▶ PROBLEM
A line counts if it contains the word "agricultural" at least once. State how many such lines the records contain, giving the number alone.

▶ INPUT MATERIAL
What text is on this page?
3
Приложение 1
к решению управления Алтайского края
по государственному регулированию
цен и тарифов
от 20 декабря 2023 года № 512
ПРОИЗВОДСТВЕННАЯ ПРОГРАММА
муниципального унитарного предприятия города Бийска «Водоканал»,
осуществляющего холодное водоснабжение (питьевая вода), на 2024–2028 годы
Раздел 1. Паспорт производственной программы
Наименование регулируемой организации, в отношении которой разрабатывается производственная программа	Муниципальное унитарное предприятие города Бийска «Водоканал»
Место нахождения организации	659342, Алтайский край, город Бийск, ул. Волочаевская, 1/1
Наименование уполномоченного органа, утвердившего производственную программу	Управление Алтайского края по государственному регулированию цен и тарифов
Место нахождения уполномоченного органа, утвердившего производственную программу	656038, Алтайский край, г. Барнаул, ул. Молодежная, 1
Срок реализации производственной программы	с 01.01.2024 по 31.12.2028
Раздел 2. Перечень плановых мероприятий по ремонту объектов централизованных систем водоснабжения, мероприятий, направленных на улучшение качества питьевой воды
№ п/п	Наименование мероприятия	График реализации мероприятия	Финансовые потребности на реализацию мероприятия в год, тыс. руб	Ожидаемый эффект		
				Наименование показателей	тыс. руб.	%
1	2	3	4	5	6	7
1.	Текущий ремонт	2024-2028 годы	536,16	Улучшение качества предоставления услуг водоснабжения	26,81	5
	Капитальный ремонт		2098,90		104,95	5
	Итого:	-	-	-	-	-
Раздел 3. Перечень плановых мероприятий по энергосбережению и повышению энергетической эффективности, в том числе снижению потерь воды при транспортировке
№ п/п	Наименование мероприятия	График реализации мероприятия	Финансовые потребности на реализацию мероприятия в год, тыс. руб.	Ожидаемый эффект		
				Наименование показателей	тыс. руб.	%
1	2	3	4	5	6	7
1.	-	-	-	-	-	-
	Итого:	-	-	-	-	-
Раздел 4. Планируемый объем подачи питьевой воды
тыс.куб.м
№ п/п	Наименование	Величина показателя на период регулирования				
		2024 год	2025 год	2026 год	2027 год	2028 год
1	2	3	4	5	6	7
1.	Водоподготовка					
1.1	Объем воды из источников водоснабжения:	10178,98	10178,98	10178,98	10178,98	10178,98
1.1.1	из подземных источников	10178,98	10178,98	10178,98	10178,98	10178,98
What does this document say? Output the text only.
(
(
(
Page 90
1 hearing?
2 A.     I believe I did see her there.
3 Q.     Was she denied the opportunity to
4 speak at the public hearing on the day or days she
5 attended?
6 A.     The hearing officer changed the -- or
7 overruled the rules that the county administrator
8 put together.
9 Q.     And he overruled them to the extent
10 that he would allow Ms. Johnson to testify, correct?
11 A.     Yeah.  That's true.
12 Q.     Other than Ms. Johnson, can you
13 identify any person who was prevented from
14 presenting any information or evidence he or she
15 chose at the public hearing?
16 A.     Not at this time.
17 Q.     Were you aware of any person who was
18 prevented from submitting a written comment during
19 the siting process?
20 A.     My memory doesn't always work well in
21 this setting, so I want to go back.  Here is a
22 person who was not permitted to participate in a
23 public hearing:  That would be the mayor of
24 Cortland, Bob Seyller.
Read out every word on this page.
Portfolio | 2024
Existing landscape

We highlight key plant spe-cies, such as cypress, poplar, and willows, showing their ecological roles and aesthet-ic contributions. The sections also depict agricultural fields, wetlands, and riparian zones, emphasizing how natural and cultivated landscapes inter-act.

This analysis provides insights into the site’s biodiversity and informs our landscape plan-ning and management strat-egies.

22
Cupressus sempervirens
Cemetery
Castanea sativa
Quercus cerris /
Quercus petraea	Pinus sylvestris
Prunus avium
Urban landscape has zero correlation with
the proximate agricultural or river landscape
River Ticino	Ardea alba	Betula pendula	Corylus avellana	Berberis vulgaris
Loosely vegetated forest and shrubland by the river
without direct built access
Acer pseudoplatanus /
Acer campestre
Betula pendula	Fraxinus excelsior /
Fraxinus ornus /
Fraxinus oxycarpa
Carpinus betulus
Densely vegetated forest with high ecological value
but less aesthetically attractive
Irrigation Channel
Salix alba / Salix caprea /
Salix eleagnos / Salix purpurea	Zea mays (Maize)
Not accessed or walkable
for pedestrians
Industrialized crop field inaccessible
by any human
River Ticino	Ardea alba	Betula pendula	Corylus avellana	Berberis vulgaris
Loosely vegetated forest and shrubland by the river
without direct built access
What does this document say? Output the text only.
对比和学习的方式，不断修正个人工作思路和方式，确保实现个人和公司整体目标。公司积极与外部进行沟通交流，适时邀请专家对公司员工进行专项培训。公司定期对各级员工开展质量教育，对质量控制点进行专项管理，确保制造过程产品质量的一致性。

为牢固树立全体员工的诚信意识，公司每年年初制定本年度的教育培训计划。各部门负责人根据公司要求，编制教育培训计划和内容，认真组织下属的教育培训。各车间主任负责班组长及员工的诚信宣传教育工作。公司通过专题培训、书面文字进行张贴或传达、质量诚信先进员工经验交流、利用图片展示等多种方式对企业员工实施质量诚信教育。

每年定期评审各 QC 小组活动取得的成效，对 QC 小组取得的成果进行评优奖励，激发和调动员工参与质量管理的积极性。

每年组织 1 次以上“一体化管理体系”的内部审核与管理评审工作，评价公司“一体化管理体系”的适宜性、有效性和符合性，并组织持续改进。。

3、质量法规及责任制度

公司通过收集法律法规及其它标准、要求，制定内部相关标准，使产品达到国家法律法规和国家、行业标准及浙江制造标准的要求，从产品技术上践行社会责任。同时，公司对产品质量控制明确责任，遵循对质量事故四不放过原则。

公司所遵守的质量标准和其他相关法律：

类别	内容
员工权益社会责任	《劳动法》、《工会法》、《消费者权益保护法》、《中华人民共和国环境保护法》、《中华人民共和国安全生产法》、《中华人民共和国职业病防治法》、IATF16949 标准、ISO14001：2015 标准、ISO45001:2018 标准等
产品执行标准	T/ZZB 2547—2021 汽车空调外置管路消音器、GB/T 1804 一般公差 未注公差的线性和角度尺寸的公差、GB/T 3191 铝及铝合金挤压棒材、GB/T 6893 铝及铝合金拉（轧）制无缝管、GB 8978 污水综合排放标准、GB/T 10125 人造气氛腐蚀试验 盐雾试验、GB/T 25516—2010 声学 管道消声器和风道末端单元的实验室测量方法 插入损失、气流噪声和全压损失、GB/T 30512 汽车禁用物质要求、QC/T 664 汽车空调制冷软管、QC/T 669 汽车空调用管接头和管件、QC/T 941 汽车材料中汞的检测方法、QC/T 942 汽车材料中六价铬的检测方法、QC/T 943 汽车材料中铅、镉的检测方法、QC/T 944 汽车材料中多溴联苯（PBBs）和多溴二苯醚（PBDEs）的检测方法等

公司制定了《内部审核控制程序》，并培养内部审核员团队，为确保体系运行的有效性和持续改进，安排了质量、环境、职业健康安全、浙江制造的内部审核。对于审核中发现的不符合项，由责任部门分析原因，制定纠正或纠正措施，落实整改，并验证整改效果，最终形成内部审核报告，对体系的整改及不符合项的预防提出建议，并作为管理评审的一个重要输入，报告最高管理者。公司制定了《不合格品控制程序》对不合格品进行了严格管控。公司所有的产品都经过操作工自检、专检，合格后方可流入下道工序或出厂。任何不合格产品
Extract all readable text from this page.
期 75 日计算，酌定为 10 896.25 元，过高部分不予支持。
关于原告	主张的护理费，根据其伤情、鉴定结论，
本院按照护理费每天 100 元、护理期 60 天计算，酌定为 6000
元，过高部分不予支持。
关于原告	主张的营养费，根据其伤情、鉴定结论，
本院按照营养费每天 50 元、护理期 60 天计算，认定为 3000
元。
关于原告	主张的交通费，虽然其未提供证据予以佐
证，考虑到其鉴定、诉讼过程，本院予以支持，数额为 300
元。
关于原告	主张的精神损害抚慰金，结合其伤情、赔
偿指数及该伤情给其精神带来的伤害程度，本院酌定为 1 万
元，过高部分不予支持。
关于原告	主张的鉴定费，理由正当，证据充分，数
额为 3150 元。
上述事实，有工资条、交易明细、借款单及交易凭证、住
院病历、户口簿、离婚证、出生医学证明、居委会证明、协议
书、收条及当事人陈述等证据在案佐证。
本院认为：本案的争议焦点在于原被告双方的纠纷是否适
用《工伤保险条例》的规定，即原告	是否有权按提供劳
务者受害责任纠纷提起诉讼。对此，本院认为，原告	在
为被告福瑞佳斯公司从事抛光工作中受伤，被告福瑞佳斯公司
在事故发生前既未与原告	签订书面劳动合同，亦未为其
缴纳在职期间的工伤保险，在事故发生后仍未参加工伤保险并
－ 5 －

▶ RESPONSE TO THIS TASK
2